— Required task —
Output all lines exactly, with nothing added or dropped.

— Excerpted records —
□ □ □ □
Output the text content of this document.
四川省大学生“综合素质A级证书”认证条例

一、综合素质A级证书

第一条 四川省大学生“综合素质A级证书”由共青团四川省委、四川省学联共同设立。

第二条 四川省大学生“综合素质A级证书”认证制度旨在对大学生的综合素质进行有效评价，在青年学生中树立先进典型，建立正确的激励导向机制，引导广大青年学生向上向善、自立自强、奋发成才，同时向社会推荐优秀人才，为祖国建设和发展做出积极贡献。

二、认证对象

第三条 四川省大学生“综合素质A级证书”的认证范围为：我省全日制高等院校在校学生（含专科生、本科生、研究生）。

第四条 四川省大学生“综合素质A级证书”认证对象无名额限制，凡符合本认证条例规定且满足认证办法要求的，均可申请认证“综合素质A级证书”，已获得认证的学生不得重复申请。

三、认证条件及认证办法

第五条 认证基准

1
□ □ □ □
— Final result —
Output the text content of this document.
四川省大学生“综合素质A级证书”认证条例

一、综合素质A级证书

第一条 四川省大学生“综合素质A级证书”由共青团四川省委、四川省学联共同设立。

第二条 四川省大学生“综合素质A级证书”认证制度旨在对大学生的综合素质进行有效评价，在青年学生中树立先进典型，建立正确的激励导向机制，引导广大青年学生向上向善、自立自强、奋发成才，同时向社会推荐优秀人才，为祖国建设和发展做出积极贡献。

二、认证对象

第三条 四川省大学生“综合素质A级证书”的认证范围为：我省全日制高等院校在校学生（含专科生、本科生、研究生）。

第四条 四川省大学生“综合素质A级证书”认证对象无名额限制，凡符合本认证条例规定且满足认证办法要求的，均可申请认证“综合素质A级证书”，已获得认证的学生不得重复申请。

三、认证条件及认证办法

第五条 认证基准

1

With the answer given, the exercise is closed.